Make an exact copy of all the entries, with the pictures left out.

====

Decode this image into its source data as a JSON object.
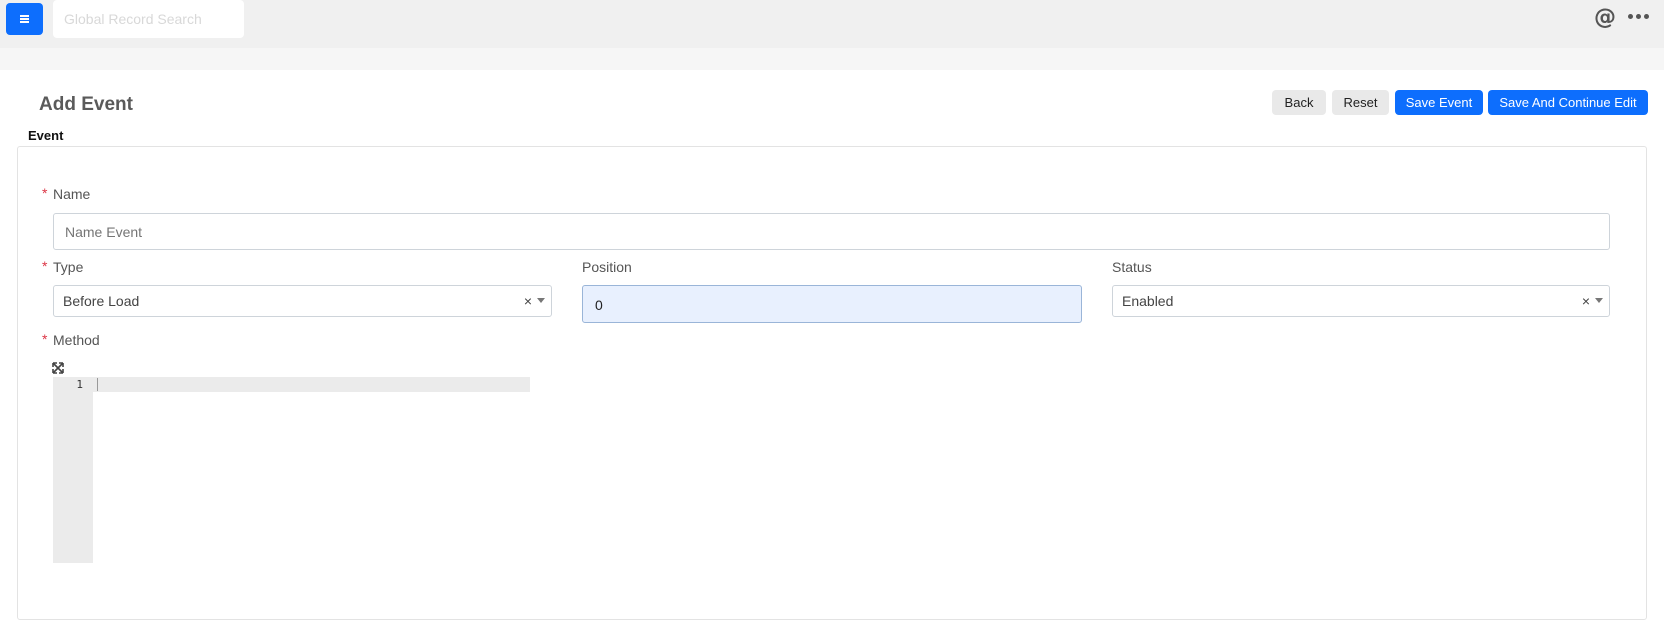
{
  "topbar": {
    "search": {
      "placeholder": "Global Record Search"
    },
    "icons": {
      "menu": "hamburger-menu-icon",
      "mention": "at-sign-icon",
      "more": "more-dots-icon"
    }
  },
  "page": {
    "title": "Add Event",
    "section_label": "Event"
  },
  "toolbar": {
    "back_label": "Back",
    "reset_label": "Reset",
    "save_label": "Save Event",
    "save_continue_label": "Save And Continue Edit"
  },
  "form": {
    "name": {
      "label": "Name",
      "required": true,
      "placeholder": "Name Event",
      "value": ""
    },
    "type": {
      "label": "Type",
      "required": true,
      "value": "Before Load"
    },
    "position": {
      "label": "Position",
      "required": false,
      "value": "0"
    },
    "status": {
      "label": "Status",
      "required": false,
      "value": "Enabled"
    },
    "method": {
      "label": "Method",
      "required": true,
      "line_numbers": [
        "1"
      ]
    }
  },
  "colors": {
    "primary": "#0d6efd",
    "required": "#dc3545",
    "focused_input": "#e8f0fe"
  }
}
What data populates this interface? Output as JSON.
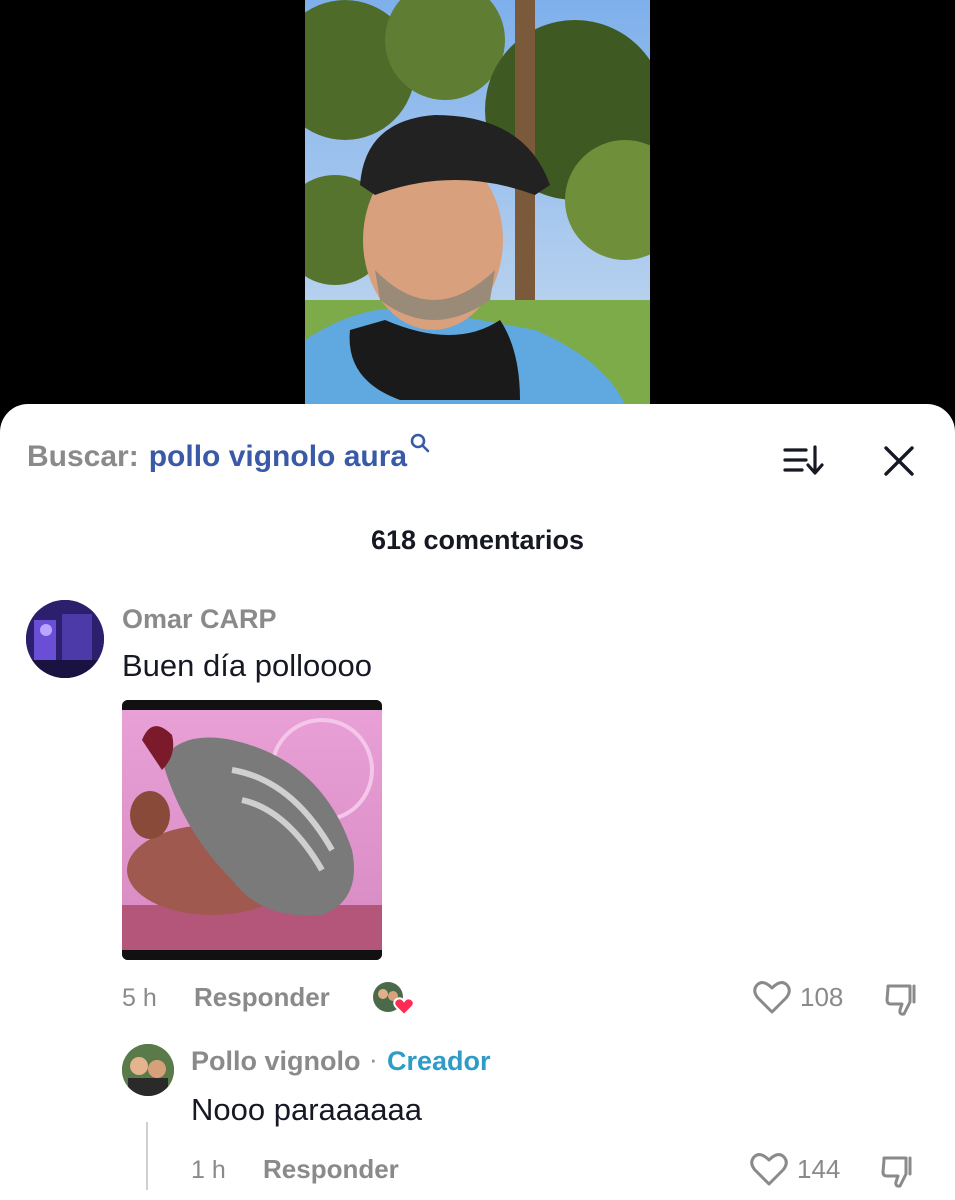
{
  "search": {
    "prefix": "Buscar:",
    "query": "pollo vignolo aura"
  },
  "comments_count": "618 comentarios",
  "icons": {
    "search": "search-icon",
    "sort": "sort-icon",
    "close": "close-icon",
    "like": "heart-icon",
    "dislike": "dislike-icon"
  },
  "comments": [
    {
      "username": "Omar CARP",
      "text": "Buen día polloooo",
      "time": "5 h",
      "reply_label": "Responder",
      "likes": "108",
      "creator_liked": true
    }
  ],
  "reply": {
    "username": "Pollo vignolo",
    "separator": "·",
    "badge": "Creador",
    "text": "Nooo paraaaaaa",
    "time": "1 h",
    "reply_label": "Responder",
    "likes": "144"
  },
  "colors": {
    "accent": "#3a5aa8",
    "creator_badge": "#2f9bc7",
    "muted": "#8a8a8a",
    "heart": "#fe2c55"
  }
}
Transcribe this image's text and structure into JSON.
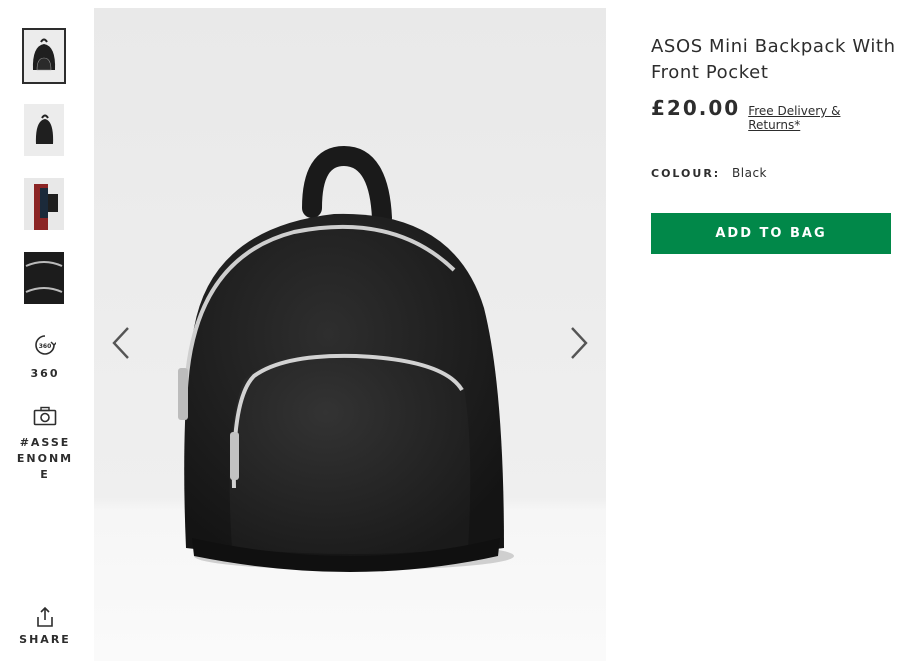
{
  "gallery": {
    "thumbnails": [
      {
        "alt": "Backpack front view",
        "icon": "backpack-front"
      },
      {
        "alt": "Backpack side view",
        "icon": "backpack-side"
      },
      {
        "alt": "Model wearing backpack",
        "icon": "model"
      },
      {
        "alt": "Backpack detail view",
        "icon": "backpack-detail"
      }
    ],
    "view_360_label": "360",
    "as_seen_on_me_label": "#ASSEENONME",
    "share_label": "SHARE"
  },
  "product": {
    "title": "ASOS Mini Backpack With Front Pocket",
    "price": "£20.00",
    "delivery_link": "Free Delivery & Returns*",
    "colour_label": "COLOUR:",
    "colour_value": "Black",
    "add_to_bag_label": "ADD TO BAG"
  },
  "colors": {
    "accent_green": "#018849",
    "text": "#2d2d2d",
    "image_background": "#ececec"
  }
}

====

=== ANSWER TO THE PROBLEM ===
Decode this image into its source data as a JSON object.
{
  "topbar": {
    "search": {
      "placeholder": "Global Record Search"
    },
    "icons": {
      "menu": "hamburger-menu-icon",
      "mention": "at-sign-icon",
      "more": "more-dots-icon"
    }
  },
  "page": {
    "title": "Add Event",
    "section_label": "Event"
  },
  "toolbar": {
    "back_label": "Back",
    "reset_label": "Reset",
    "save_label": "Save Event",
    "save_continue_label": "Save And Continue Edit"
  },
  "form": {
    "name": {
      "label": "Name",
      "required": true,
      "placeholder": "Name Event",
      "value": ""
    },
    "type": {
      "label": "Type",
      "required": true,
      "value": "Before Load"
    },
    "position": {
      "label": "Position",
      "required": false,
      "value": "0"
    },
    "status": {
      "label": "Status",
      "required": false,
      "value": "Enabled"
    },
    "method": {
      "label": "Method",
      "required": true,
      "line_numbers": [
        "1"
      ]
    }
  },
  "colors": {
    "primary": "#0d6efd",
    "required": "#dc3545",
    "focused_input": "#e8f0fe"
  }
}
What data populates this interface? Output as JSON.
{
  "search": {
    "prefix": "Buscar:",
    "query": "pollo vignolo aura"
  },
  "comments_count": "618 comentarios",
  "icons": {
    "search": "search-icon",
    "sort": "sort-icon",
    "close": "close-icon",
    "like": "heart-icon",
    "dislike": "dislike-icon"
  },
  "comments": [
    {
      "username": "Omar CARP",
      "text": "Buen día polloooo",
      "time": "5 h",
      "reply_label": "Responder",
      "likes": "108",
      "creator_liked": true
    }
  ],
  "reply": {
    "username": "Pollo vignolo",
    "separator": "·",
    "badge": "Creador",
    "text": "Nooo paraaaaaa",
    "time": "1 h",
    "reply_label": "Responder",
    "likes": "144"
  },
  "colors": {
    "accent": "#3a5aa8",
    "creator_badge": "#2f9bc7",
    "muted": "#8a8a8a",
    "heart": "#fe2c55"
  }
}
Transcribe this image's text and structure into JSON.
{
  "gallery": {
    "thumbnails": [
      {
        "alt": "Backpack front view",
        "icon": "backpack-front"
      },
      {
        "alt": "Backpack side view",
        "icon": "backpack-side"
      },
      {
        "alt": "Model wearing backpack",
        "icon": "model"
      },
      {
        "alt": "Backpack detail view",
        "icon": "backpack-detail"
      }
    ],
    "view_360_label": "360",
    "as_seen_on_me_label": "#ASSEENONME",
    "share_label": "SHARE"
  },
  "product": {
    "title": "ASOS Mini Backpack With Front Pocket",
    "price": "£20.00",
    "delivery_link": "Free Delivery & Returns*",
    "colour_label": "COLOUR:",
    "colour_value": "Black",
    "add_to_bag_label": "ADD TO BAG"
  },
  "colors": {
    "accent_green": "#018849",
    "text": "#2d2d2d",
    "image_background": "#ececec"
  }
}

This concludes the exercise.